◆ **Source data**:
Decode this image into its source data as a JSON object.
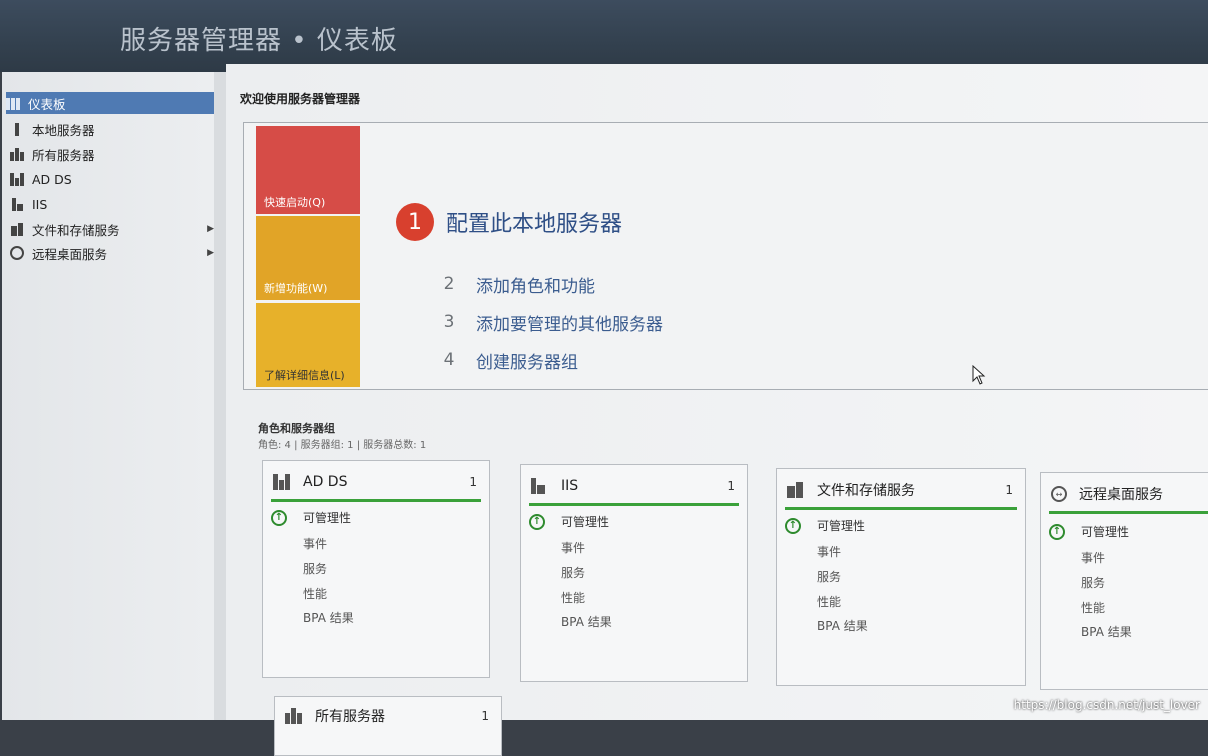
{
  "window": {
    "title": "服务器管理器 • 仪表板"
  },
  "sidebar": {
    "items": [
      {
        "label": "仪表板",
        "icon": "dashboard-icon",
        "active": true
      },
      {
        "label": "本地服务器",
        "icon": "server-icon"
      },
      {
        "label": "所有服务器",
        "icon": "servers-icon"
      },
      {
        "label": "AD DS",
        "icon": "ad-ds-icon"
      },
      {
        "label": "IIS",
        "icon": "iis-icon"
      },
      {
        "label": "文件和存储服务",
        "icon": "storage-icon",
        "expandable": true
      },
      {
        "label": "远程桌面服务",
        "icon": "remote-desktop-icon",
        "expandable": true
      }
    ]
  },
  "welcome": {
    "title": "欢迎使用服务器管理器",
    "tiles": [
      "快速启动(Q)",
      "新增功能(W)",
      "了解详细信息(L)"
    ],
    "steps": [
      {
        "num": "1",
        "label": "配置此本地服务器"
      },
      {
        "num": "2",
        "label": "添加角色和功能"
      },
      {
        "num": "3",
        "label": "添加要管理的其他服务器"
      },
      {
        "num": "4",
        "label": "创建服务器组"
      }
    ]
  },
  "roles": {
    "title": "角色和服务器组",
    "subtitle": "角色: 4 | 服务器组: 1 | 服务器总数: 1",
    "cards": [
      {
        "name": "AD DS",
        "count": "1",
        "rows": [
          "可管理性",
          "事件",
          "服务",
          "性能",
          "BPA 结果"
        ]
      },
      {
        "name": "IIS",
        "count": "1",
        "rows": [
          "可管理性",
          "事件",
          "服务",
          "性能",
          "BPA 结果"
        ]
      },
      {
        "name": "文件和存储服务",
        "count": "1",
        "rows": [
          "可管理性",
          "事件",
          "服务",
          "性能",
          "BPA 结果"
        ]
      },
      {
        "name": "远程桌面服务",
        "count": "",
        "rows": [
          "可管理性",
          "事件",
          "服务",
          "性能",
          "BPA 结果"
        ]
      },
      {
        "name": "所有服务器",
        "count": "1"
      }
    ]
  },
  "watermark": "https://blog.csdn.net/just_lover",
  "colors": {
    "accent": "#4f7ab3",
    "tile1": "#d64c47",
    "tile2": "#e1a427",
    "ok": "#3aa13a"
  }
}
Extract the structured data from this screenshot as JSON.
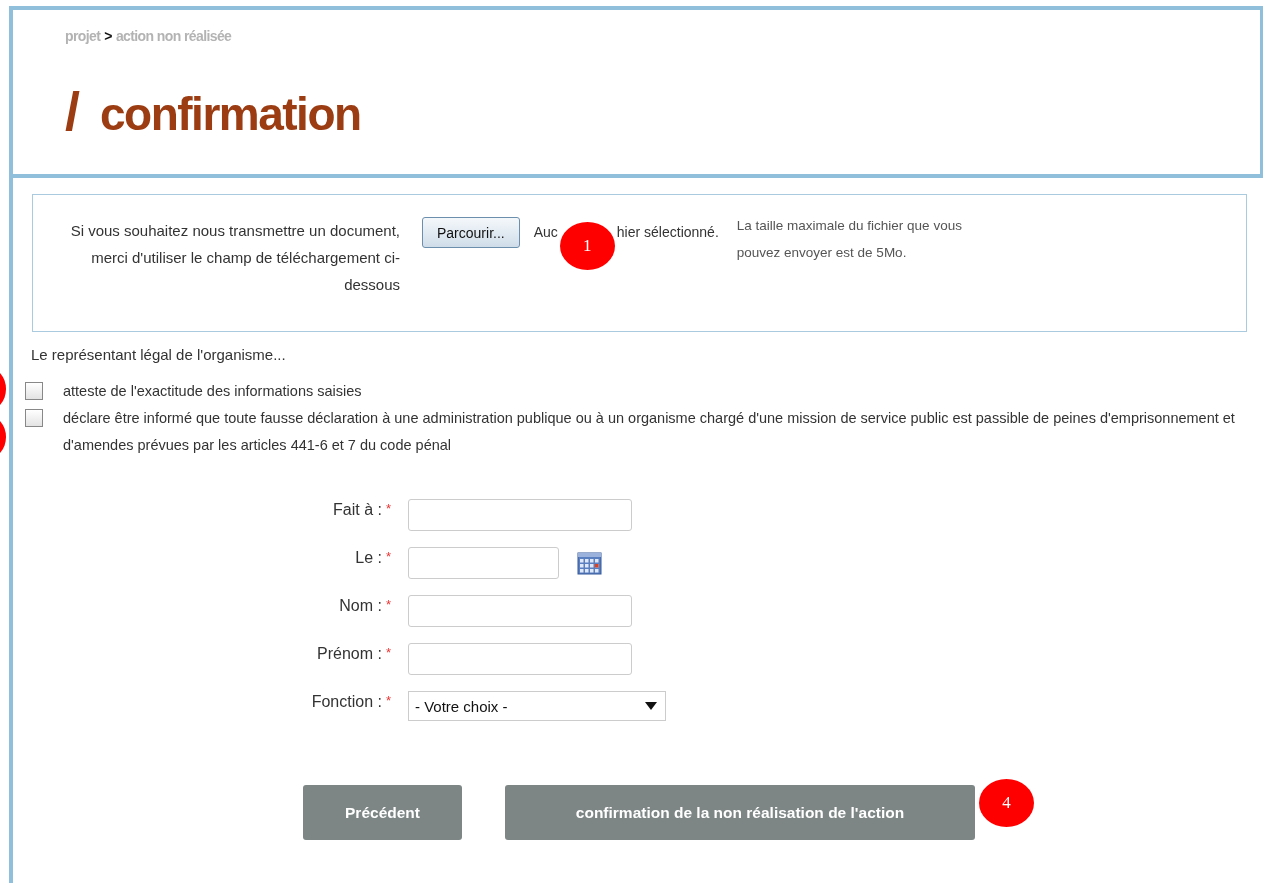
{
  "breadcrumb": {
    "parent": "projet",
    "separator": ">",
    "current": "action non réalisée"
  },
  "title": {
    "mark": "/",
    "text": "confirmation"
  },
  "upload": {
    "label": "Si vous souhaitez nous transmettre un document, merci d'utiliser le champ de téléchargement ci-dessous",
    "button": "Parcourir...",
    "status_parts": [
      "Auc",
      "hier sélectionné."
    ],
    "info": "La taille maximale du fichier que vous pouvez envoyer est de 5Mo."
  },
  "declaration": {
    "intro": "Le représentant légal de l'organisme...",
    "items": [
      {
        "text": "atteste de l'exactitude des informations saisies",
        "checked": false
      },
      {
        "text": "déclare être informé que toute fausse déclaration à une administration publique ou à un organisme chargé d'une mission de service public est passible de peines d'emprisonnement et d'amendes prévues par les articles 441-6 et 7 du code pénal",
        "checked": false
      }
    ]
  },
  "form": {
    "required_mark": "*",
    "fields": [
      {
        "label": "Fait à :",
        "kind": "text"
      },
      {
        "label": "Le :",
        "kind": "date"
      },
      {
        "label": "Nom :",
        "kind": "text"
      },
      {
        "label": "Prénom :",
        "kind": "text"
      },
      {
        "label": "Fonction :",
        "kind": "select",
        "value": "- Votre choix -"
      }
    ]
  },
  "buttons": [
    "Précédent",
    "confirmation de la non réalisation de l'action"
  ],
  "markers": [
    {
      "label": "1"
    },
    {
      "label": "4"
    }
  ],
  "side_markers": [
    {
      "kind": "cut"
    },
    {
      "kind": "cut"
    }
  ]
}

◆ **Work to be completed**: Only the count is wanted: report how many lines of the material above hold the word "this".

◆ **In response**: 2